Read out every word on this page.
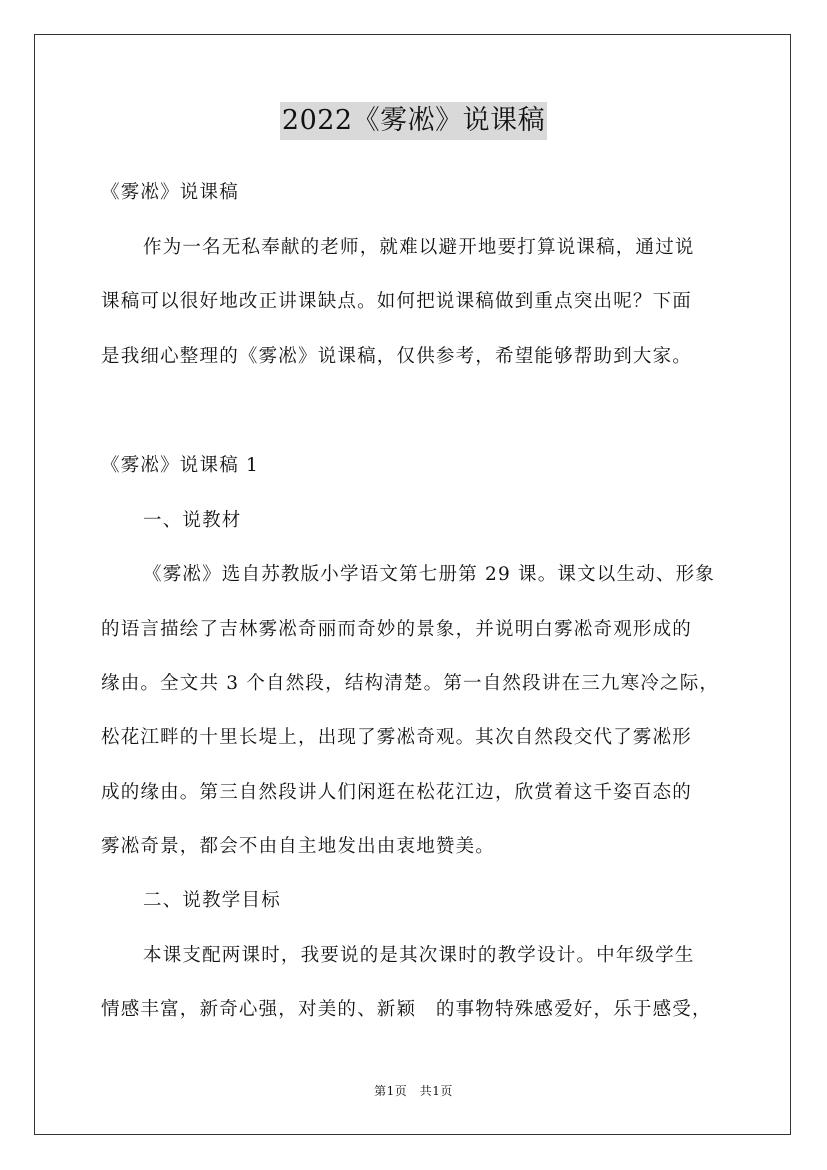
2022《雾凇》说课稿
《雾凇》说课稿
作为一名无私奉献的老师，就难以避开地要打算说课稿，通过说
课稿可以很好地改正讲课缺点。如何把说课稿做到重点突出呢？下面
是我细心整理的《雾凇》说课稿，仅供参考，希望能够帮助到大家。
《雾凇》说课稿 1
一、说教材
《雾凇》选自苏教版小学语文第七册第 29 课。课文以生动、形象
的语言描绘了吉林雾凇奇丽而奇妙的景象，并说明白雾凇奇观形成的
缘由。全文共 3 个自然段，结构清楚。第一自然段讲在三九寒冷之际，
松花江畔的十里长堤上，出现了雾凇奇观。其次自然段交代了雾凇形
成的缘由。第三自然段讲人们闲逛在松花江边，欣赏着这千姿百态的
雾凇奇景，都会不由自主地发出由衷地赞美。
二、说教学目标
本课支配两课时，我要说的是其次课时的教学设计。中年级学生
情感丰富，新奇心强，对美的、新颖　的事物特殊感爱好，乐于感受，
第1页　共1页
────────────────────
_PROBLEM DETAILS_
Transcribe the records verbatim and omit the images.

_COMPLETED EXERCISE_
Read out every word on this page.
2022《雾凇》说课稿
《雾凇》说课稿
作为一名无私奉献的老师，就难以避开地要打算说课稿，通过说
课稿可以很好地改正讲课缺点。如何把说课稿做到重点突出呢？下面
是我细心整理的《雾凇》说课稿，仅供参考，希望能够帮助到大家。
《雾凇》说课稿 1
一、说教材
《雾凇》选自苏教版小学语文第七册第 29 课。课文以生动、形象
的语言描绘了吉林雾凇奇丽而奇妙的景象，并说明白雾凇奇观形成的
缘由。全文共 3 个自然段，结构清楚。第一自然段讲在三九寒冷之际，
松花江畔的十里长堤上，出现了雾凇奇观。其次自然段交代了雾凇形
成的缘由。第三自然段讲人们闲逛在松花江边，欣赏着这千姿百态的
雾凇奇景，都会不由自主地发出由衷地赞美。
二、说教学目标
本课支配两课时，我要说的是其次课时的教学设计。中年级学生
情感丰富，新奇心强，对美的、新颖　的事物特殊感爱好，乐于感受，
第1页　共1页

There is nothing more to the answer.